### QUOTED TEXT
────────
Tuesday, April 16, 2024

The American dream is to own your own life

Letter to the Editor

To the Editor:

All too often I hear politicians utter the phrase, “The American dream is to own your own home.” That’s not true. The American dream is to own your own life. That is a founding principal of this country. Government was established by the people to protect that founding dream. When the federal government dictates a ceiling on reasonable earnings and confiscates a large percentage of your income above that ceiling, the Federal government is stealing the American dream from you.

Our contract with government states that ‘We the People’ give the government a very limited set of goals to be accomplished and a limited set of powers to achieve those goals. Government is our servant, not the other way around. Yes, the American dream is to own your own life. Whether it is as a subsistence farmer, the owner of a software company, a candy factory, a plumbing company, a law office, or a ranch with thousands of head of cattle, Americans decide for themselves how they will earn their own income. No one in government should have a say in that decision.

If someone wants to work day and night, that is their decision. If that person does not want to work on Tuesdays, there should be no one to say different. That is what is meant by owning your own life. If the family gets into business and no one buys their goods or services, the family fails. People are allowed to fail in America. Failure forces people to find a different course, a different means of earning a living.

Nowhere in the contract is government given the power to take income from your family and give it to the failed family. The same is true for banks and auto companies. If they cannot find private money to keep themselves in business, government does not have a Constitutional authority to change that outcome. There is no TARP provision in the American Constitution. What Congress has done is create an unconstitutional framework so as to control failure.
────────
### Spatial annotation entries
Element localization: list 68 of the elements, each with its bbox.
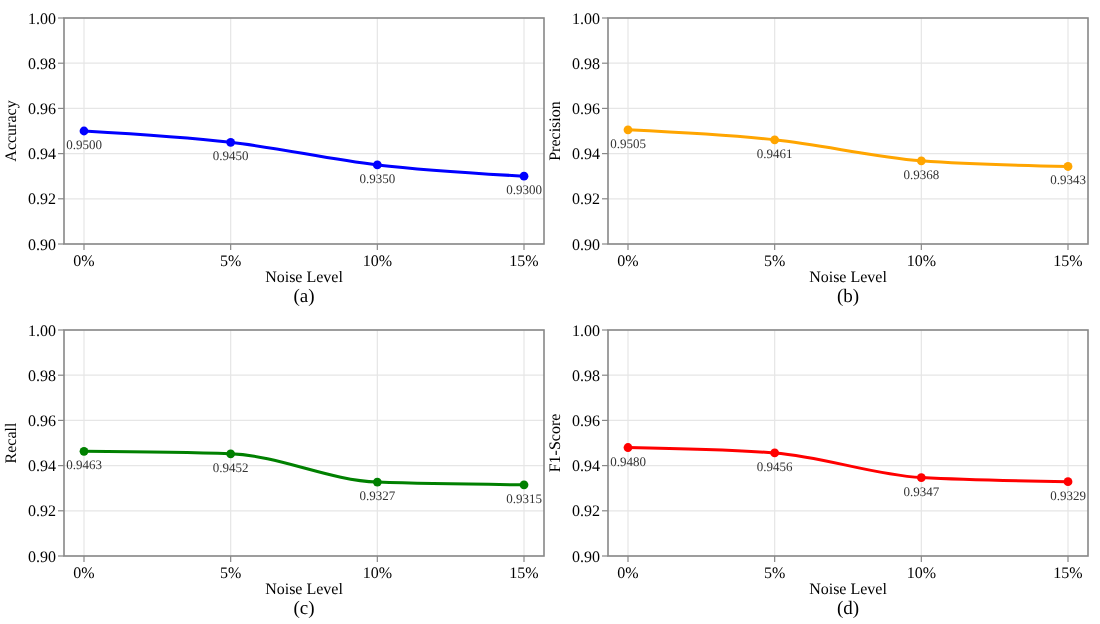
y-tick-label: 0.98 xyxy=(572,54,600,73)
x-tick-label: 15% xyxy=(509,564,540,582)
y-tick-label: 0.98 xyxy=(572,366,600,385)
y-axis-title: Precision xyxy=(546,101,564,161)
point xyxy=(79,446,89,456)
y-tick-label: 0.90 xyxy=(572,235,600,254)
y-tick-label: 1.00 xyxy=(28,9,56,28)
y-tick-label: 1.00 xyxy=(28,321,56,340)
x-tick-label: 5% xyxy=(763,564,786,582)
point xyxy=(1063,162,1073,171)
y-tick-label: 0.90 xyxy=(28,235,56,254)
x-tick-label: 0% xyxy=(73,252,96,270)
point xyxy=(226,137,236,147)
x-tick-label: 0% xyxy=(73,564,96,582)
y-tick-label: 0.90 xyxy=(572,547,600,566)
y-tick-label: 0.96 xyxy=(572,412,600,430)
x-tick-label: 10% xyxy=(362,564,393,582)
point xyxy=(916,473,926,482)
point xyxy=(623,125,633,135)
x-axis-title: Noise Level xyxy=(265,268,345,286)
y-tick-label: 0.90 xyxy=(28,547,56,566)
x-tick-label: 15% xyxy=(509,252,540,270)
y-tick-label: 0.96 xyxy=(572,100,600,118)
x-tick-label: 10% xyxy=(906,564,937,582)
point xyxy=(372,477,382,487)
point xyxy=(1063,477,1073,487)
y-tick-label: 0.92 xyxy=(572,502,600,521)
y-tick-label: 1.00 xyxy=(572,321,600,340)
y-tick-label: 0.92 xyxy=(572,190,600,209)
point xyxy=(623,443,633,452)
y-tick-label: 0.92 xyxy=(28,502,56,521)
y-axis-title: Recall xyxy=(2,421,20,464)
y-tick-label: 0.96 xyxy=(28,412,56,430)
y-tick-label: 0.96 xyxy=(28,100,56,118)
x-tick-label: 5% xyxy=(219,252,242,270)
x-tick-label: 0% xyxy=(617,252,640,270)
x-tick-label: 10% xyxy=(906,252,937,270)
point xyxy=(770,448,780,458)
x-tick-label: 5% xyxy=(763,252,786,270)
y-tick-label: 0.92 xyxy=(28,190,56,209)
y-tick-label: 0.94 xyxy=(572,145,600,164)
point xyxy=(79,126,89,136)
text: (d) xyxy=(836,600,860,620)
point xyxy=(519,480,529,490)
y-tick-label: 0.94 xyxy=(572,457,600,476)
x-tick-label: 0% xyxy=(617,564,640,582)
point xyxy=(916,156,926,166)
x-tick-label: 5% xyxy=(219,564,242,582)
y-tick-label: 1.00 xyxy=(572,9,600,28)
x-tick-label: 10% xyxy=(362,252,393,270)
y-tick-label: 0.98 xyxy=(28,366,56,385)
y-tick-label: 0.94 xyxy=(28,457,56,476)
y-axis-title: F1-Score xyxy=(546,412,564,473)
text: (a) xyxy=(293,288,315,308)
point xyxy=(372,160,382,170)
y-tick-label: 0.94 xyxy=(28,145,56,164)
y-axis-title: Accuracy xyxy=(2,100,20,162)
y-tick-label: 0.98 xyxy=(28,54,56,73)
x-axis-title: Noise Level xyxy=(809,580,889,598)
text: (b) xyxy=(836,288,860,308)
x-tick-label: 15% xyxy=(1053,564,1084,582)
x-tick-label: 15% xyxy=(1053,252,1084,270)
point xyxy=(519,171,529,181)
point xyxy=(770,135,780,145)
x-axis-title: Noise Level xyxy=(809,268,889,286)
text: (c) xyxy=(293,600,315,620)
point xyxy=(226,449,236,459)
x-axis-title: Noise Level xyxy=(265,580,345,598)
────────
List every example of a way to earn a living that the letter gives. The data has no connection to the letter.

### ANSWER TO THIS EXERCISE
- Subsistence farmer
- Owner of a software company
- A candy factory
- A plumbing company
- A law office
- A ranch with thousands of head of cattle